(To do):
Narrow the data below down to the lines containing "page".

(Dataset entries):
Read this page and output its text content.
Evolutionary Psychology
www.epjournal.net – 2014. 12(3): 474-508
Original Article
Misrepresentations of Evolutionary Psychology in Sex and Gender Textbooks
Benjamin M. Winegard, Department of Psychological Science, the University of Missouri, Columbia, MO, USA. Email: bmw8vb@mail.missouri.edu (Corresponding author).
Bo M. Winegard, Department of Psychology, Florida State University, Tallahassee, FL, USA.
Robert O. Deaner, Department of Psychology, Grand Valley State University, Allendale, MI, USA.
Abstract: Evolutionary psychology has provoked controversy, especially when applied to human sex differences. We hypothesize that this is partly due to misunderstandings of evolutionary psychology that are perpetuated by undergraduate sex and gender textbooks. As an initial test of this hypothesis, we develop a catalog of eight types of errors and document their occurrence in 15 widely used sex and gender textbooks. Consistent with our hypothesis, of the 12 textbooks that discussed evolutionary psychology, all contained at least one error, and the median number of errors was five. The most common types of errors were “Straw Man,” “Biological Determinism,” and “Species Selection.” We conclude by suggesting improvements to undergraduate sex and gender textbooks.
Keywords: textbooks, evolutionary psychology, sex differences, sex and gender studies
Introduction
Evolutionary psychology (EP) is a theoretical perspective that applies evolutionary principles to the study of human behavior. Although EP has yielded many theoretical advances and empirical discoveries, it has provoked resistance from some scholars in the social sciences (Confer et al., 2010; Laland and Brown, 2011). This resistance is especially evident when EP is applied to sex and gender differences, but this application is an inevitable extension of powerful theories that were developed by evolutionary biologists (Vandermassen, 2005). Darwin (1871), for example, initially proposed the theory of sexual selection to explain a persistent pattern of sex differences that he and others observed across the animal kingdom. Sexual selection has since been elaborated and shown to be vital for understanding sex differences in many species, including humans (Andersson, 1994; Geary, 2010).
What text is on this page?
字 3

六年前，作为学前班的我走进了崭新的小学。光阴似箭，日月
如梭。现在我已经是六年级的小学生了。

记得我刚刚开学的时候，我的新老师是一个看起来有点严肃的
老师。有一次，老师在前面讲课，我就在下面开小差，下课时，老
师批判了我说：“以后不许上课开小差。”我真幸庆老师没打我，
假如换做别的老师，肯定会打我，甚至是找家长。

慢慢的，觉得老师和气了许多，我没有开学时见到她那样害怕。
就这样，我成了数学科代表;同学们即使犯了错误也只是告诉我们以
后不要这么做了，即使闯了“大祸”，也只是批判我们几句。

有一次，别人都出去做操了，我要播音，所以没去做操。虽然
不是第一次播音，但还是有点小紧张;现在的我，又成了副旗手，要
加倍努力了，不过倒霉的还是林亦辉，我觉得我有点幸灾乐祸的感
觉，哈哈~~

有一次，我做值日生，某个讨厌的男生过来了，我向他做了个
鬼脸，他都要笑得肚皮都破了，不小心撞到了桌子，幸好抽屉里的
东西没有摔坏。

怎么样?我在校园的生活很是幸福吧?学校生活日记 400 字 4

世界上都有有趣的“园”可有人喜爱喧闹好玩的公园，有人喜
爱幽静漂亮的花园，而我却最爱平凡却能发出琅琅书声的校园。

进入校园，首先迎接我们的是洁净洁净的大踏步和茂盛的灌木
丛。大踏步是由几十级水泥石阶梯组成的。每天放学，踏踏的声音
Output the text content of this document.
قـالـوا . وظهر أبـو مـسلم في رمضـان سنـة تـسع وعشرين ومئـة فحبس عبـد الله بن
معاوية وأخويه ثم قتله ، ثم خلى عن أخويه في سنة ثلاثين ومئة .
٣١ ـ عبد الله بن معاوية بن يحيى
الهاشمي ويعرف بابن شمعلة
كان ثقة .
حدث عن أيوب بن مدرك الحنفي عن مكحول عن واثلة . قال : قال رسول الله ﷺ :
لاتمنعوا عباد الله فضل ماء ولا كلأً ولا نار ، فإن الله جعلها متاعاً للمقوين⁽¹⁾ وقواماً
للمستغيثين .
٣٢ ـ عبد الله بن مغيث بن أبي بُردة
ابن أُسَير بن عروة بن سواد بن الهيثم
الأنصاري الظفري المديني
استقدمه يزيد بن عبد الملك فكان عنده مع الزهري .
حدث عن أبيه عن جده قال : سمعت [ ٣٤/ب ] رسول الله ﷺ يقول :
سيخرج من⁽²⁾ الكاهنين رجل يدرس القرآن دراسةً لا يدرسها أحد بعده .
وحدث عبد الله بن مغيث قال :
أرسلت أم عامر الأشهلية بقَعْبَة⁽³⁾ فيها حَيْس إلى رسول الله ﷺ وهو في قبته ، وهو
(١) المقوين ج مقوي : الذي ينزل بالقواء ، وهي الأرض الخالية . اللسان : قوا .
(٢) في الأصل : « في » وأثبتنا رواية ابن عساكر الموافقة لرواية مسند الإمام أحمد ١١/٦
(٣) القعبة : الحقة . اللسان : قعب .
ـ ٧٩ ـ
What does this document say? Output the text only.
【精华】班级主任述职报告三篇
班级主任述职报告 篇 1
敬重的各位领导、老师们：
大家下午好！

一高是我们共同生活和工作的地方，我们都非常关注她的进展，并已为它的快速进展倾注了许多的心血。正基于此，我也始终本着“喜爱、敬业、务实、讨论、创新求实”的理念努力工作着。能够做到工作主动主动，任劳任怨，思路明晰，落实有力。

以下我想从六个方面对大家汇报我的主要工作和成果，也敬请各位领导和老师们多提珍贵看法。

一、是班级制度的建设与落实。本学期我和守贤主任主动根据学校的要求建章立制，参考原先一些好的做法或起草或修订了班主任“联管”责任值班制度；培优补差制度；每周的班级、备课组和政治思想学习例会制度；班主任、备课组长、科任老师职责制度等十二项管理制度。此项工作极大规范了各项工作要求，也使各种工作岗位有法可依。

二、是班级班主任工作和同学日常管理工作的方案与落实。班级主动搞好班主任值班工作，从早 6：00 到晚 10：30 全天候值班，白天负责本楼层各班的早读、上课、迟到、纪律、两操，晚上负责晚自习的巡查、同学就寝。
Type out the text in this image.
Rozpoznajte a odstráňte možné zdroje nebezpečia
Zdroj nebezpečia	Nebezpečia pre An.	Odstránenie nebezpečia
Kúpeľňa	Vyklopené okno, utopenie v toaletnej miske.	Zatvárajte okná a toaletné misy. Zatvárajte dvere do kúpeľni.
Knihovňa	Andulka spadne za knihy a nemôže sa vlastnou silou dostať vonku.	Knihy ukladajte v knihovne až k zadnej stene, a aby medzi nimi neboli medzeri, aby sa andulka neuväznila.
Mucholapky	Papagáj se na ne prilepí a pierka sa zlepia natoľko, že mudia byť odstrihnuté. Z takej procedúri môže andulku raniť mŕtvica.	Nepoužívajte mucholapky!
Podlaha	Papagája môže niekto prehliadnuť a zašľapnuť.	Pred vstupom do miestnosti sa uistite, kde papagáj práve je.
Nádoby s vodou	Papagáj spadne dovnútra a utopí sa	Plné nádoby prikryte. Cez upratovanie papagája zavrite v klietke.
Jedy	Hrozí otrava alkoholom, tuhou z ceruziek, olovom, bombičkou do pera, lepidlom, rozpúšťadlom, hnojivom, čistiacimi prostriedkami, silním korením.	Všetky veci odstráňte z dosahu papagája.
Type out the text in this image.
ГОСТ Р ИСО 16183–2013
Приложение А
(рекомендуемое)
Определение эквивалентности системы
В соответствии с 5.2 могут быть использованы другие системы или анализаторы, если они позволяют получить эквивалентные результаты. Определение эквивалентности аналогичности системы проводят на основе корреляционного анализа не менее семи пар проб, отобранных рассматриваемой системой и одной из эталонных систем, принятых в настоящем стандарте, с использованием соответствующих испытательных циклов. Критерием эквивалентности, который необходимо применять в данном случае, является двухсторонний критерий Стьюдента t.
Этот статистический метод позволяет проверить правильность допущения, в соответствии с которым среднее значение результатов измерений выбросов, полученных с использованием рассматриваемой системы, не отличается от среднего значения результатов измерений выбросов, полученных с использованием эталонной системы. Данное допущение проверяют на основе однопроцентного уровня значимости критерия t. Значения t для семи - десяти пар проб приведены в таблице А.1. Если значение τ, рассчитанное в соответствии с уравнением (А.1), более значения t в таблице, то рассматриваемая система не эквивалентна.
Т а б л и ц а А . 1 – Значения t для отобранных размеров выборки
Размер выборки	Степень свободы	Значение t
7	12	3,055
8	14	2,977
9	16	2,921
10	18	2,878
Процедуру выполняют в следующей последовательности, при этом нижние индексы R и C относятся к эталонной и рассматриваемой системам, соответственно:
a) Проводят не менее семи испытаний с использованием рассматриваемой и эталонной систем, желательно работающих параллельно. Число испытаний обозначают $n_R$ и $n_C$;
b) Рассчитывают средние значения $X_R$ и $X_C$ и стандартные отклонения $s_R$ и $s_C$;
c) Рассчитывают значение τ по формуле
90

(Response):
Read this page and output its text content.
What text is on this page?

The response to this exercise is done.